Determine the number of lines where "Optimizer" occurs and reply with that number by itself.

*PROVIDED MATERIAL*
================

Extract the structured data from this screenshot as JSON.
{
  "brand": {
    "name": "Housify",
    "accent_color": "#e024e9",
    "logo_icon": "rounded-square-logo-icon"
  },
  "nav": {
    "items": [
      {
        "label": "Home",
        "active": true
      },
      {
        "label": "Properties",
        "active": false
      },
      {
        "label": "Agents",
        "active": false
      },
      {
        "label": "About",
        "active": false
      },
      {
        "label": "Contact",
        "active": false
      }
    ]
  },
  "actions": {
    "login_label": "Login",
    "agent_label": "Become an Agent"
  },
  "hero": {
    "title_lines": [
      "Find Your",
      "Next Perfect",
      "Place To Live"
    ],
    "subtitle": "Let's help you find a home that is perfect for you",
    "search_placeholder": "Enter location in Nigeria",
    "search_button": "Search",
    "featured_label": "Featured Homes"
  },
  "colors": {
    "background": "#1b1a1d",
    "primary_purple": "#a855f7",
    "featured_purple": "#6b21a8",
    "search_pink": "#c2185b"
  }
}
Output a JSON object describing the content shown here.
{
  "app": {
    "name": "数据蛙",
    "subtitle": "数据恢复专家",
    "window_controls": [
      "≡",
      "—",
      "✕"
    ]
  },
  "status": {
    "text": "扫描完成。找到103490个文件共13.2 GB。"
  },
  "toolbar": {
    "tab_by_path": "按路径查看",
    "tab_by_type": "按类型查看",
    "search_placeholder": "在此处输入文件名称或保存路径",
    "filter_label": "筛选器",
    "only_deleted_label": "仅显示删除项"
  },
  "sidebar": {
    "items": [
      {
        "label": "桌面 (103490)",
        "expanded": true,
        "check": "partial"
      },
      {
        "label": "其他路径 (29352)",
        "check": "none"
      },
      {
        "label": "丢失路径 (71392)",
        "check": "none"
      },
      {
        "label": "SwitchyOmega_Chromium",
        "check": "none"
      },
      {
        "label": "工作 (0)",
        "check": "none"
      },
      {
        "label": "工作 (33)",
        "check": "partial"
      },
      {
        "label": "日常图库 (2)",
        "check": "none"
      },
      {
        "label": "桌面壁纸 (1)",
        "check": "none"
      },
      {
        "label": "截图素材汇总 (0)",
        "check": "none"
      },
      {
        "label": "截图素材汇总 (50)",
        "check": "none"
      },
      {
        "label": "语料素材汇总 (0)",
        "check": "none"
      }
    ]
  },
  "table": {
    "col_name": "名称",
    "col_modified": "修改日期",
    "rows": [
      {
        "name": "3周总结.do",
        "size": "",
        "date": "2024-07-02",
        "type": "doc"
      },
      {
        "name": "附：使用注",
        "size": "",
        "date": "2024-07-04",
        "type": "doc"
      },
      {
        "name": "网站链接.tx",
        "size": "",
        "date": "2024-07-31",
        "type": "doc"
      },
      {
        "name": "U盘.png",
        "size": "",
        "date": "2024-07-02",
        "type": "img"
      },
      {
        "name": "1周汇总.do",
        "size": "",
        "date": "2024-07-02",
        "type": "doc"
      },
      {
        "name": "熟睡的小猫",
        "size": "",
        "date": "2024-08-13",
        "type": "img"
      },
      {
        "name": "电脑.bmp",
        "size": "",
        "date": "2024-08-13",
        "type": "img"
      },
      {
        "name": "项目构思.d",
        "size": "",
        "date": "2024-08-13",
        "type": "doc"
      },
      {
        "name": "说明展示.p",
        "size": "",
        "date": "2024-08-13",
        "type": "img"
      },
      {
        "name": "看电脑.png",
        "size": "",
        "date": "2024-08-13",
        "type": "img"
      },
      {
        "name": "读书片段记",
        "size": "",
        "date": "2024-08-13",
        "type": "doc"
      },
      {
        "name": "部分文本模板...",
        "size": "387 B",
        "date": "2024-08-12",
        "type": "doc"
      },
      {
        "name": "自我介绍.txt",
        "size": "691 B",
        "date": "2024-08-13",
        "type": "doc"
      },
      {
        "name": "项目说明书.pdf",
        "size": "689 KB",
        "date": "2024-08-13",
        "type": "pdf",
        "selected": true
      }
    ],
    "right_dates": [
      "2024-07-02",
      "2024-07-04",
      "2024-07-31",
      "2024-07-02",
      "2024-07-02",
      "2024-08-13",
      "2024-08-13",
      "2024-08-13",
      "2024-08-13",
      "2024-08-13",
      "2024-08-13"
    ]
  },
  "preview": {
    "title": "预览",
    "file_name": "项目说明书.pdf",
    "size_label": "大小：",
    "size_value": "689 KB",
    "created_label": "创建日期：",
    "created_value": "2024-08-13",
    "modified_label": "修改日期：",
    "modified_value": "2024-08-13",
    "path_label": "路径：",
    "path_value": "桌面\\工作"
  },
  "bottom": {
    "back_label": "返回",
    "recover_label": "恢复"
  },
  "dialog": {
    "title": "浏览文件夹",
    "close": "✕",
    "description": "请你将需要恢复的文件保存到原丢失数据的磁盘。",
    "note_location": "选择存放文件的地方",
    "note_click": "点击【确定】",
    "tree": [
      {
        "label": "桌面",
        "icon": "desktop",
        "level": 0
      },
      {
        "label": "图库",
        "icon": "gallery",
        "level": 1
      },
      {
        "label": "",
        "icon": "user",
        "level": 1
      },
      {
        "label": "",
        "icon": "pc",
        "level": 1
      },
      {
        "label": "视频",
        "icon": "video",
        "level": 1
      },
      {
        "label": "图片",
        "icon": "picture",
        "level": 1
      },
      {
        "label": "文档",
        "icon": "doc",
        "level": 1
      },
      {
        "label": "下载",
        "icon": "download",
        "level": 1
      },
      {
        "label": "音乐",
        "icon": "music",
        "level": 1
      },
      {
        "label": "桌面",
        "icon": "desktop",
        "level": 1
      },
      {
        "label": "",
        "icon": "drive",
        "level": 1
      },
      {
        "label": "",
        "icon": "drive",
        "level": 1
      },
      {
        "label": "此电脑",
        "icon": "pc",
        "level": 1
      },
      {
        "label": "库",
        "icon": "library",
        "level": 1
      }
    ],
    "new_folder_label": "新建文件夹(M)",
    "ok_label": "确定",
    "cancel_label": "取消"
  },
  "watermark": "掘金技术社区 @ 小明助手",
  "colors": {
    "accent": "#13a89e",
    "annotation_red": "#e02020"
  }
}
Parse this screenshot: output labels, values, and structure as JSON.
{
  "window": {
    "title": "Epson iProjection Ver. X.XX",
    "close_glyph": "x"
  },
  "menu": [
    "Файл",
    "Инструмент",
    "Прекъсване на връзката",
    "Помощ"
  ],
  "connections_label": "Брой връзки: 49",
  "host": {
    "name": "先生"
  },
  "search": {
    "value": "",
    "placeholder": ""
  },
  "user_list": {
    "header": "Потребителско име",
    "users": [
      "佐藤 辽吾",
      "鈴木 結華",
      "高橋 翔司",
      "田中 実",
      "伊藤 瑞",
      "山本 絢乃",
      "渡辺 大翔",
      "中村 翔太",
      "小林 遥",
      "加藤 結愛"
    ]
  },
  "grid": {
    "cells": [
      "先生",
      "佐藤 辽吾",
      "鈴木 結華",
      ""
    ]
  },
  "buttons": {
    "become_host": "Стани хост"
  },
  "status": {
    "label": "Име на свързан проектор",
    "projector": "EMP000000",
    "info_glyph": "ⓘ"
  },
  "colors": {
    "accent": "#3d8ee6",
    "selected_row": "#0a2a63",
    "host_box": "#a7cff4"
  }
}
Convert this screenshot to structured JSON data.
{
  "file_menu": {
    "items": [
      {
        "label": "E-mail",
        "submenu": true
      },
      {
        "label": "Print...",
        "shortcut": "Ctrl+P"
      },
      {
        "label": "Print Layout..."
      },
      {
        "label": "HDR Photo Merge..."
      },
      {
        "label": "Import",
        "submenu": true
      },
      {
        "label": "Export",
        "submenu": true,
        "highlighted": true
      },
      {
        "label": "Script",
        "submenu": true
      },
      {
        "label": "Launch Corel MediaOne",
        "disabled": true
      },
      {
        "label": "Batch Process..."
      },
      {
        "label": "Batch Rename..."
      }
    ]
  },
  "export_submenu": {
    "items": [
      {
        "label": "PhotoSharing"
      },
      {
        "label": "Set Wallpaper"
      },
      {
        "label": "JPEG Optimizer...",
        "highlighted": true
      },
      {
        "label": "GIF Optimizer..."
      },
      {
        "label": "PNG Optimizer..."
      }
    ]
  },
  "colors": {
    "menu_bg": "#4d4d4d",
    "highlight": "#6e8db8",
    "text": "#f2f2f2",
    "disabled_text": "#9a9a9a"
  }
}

================

*TASK OUTPUT*
3